# What to do
Looking at the material below, work out how many of its lines hold the string "Xinqiao". Give that figure alone.

# Given data
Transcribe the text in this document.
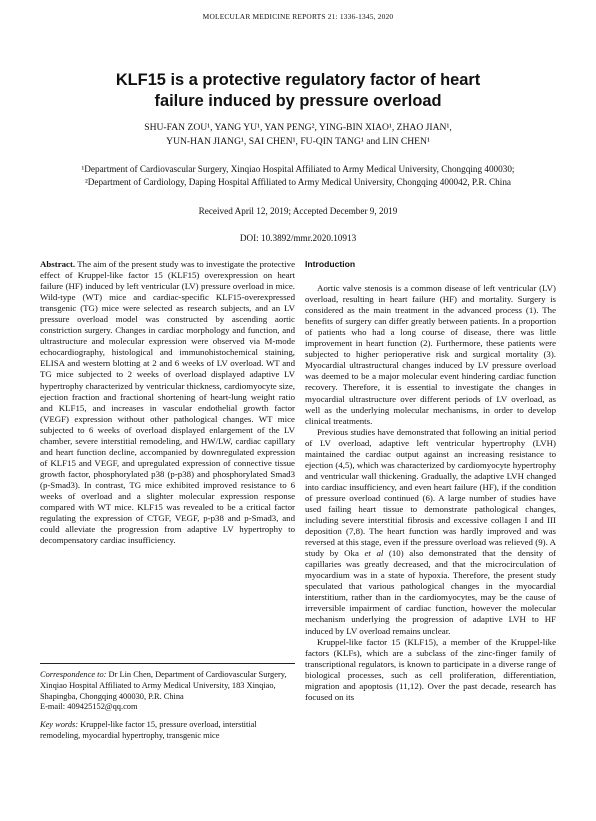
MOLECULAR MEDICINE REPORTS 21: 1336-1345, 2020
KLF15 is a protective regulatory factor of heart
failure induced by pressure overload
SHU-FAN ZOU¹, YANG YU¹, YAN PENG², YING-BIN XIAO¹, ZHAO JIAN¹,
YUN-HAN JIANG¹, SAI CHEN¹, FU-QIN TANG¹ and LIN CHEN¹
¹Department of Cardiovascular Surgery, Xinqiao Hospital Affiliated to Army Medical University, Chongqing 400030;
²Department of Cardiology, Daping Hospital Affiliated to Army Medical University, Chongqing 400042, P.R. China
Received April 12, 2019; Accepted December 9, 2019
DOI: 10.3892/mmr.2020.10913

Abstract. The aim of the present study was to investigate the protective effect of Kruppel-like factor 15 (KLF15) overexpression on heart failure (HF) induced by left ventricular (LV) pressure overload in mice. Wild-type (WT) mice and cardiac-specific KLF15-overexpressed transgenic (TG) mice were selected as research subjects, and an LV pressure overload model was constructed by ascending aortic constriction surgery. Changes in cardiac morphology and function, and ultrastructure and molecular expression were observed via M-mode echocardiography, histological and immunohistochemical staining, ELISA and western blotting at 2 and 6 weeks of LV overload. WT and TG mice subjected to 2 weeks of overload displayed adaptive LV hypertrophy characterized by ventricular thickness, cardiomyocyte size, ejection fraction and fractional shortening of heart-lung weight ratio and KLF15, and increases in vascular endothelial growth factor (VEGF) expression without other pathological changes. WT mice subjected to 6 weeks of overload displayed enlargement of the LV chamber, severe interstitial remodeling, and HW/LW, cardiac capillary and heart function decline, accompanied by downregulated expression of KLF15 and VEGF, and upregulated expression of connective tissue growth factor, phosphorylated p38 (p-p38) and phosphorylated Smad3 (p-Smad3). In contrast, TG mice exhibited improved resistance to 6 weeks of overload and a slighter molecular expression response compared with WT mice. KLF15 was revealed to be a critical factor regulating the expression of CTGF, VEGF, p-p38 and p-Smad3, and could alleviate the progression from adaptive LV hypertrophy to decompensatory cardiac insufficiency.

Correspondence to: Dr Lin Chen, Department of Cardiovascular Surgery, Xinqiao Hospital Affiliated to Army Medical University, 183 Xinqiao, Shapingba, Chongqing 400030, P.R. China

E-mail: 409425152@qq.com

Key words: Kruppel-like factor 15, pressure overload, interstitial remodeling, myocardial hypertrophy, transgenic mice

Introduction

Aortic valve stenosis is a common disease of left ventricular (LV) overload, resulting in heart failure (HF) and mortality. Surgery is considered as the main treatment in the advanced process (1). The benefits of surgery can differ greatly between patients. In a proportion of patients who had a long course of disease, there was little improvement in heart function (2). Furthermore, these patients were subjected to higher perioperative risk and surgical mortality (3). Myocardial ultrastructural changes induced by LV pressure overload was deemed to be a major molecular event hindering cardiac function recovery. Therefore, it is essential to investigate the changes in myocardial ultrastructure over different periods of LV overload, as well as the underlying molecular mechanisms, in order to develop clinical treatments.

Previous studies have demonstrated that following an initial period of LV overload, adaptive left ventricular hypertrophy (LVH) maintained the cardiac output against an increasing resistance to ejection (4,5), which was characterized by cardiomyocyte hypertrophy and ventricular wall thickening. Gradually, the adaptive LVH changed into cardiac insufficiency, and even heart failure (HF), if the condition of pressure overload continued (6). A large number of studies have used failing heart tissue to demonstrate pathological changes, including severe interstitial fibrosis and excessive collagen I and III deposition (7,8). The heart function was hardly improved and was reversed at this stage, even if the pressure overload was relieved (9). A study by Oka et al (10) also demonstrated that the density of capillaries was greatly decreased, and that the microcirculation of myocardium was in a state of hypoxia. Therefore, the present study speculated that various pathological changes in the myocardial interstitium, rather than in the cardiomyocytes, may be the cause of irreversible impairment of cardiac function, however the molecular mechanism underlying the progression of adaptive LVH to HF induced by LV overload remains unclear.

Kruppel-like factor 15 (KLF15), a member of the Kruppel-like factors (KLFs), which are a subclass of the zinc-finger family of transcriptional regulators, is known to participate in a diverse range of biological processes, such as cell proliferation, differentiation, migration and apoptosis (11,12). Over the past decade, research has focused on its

==

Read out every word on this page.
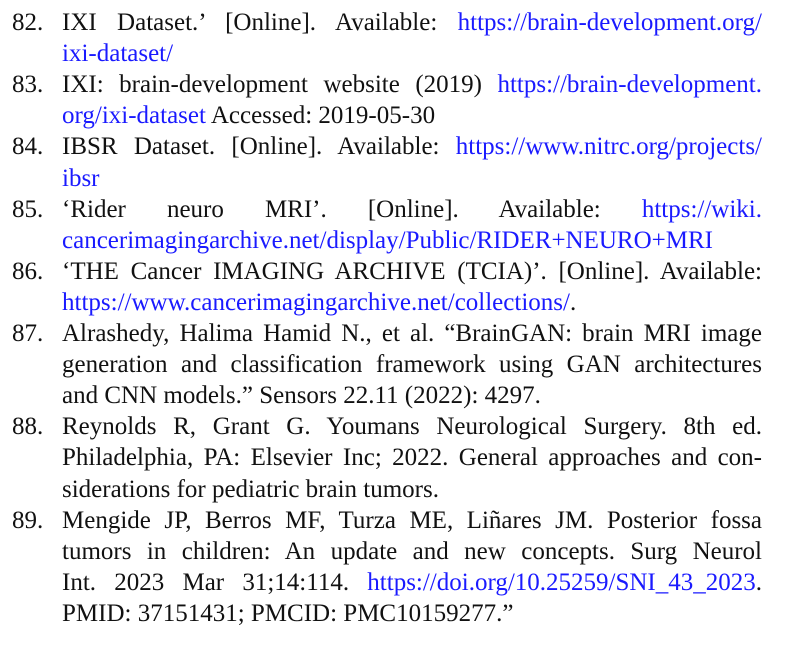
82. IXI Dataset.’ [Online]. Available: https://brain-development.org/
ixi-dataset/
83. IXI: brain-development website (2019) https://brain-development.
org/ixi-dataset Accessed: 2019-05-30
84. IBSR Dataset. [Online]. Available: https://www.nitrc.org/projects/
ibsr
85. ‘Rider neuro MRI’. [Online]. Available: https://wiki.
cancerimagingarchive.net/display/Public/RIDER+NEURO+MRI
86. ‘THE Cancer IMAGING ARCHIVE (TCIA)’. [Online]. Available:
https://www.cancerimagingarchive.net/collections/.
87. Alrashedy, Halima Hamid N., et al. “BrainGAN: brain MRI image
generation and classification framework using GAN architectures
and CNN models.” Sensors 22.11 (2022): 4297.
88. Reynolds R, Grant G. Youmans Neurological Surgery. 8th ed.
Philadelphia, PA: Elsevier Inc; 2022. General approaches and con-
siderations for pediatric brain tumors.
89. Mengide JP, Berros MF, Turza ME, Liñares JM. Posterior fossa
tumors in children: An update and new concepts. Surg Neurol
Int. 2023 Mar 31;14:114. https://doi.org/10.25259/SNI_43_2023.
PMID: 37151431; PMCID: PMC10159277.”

# Task response
2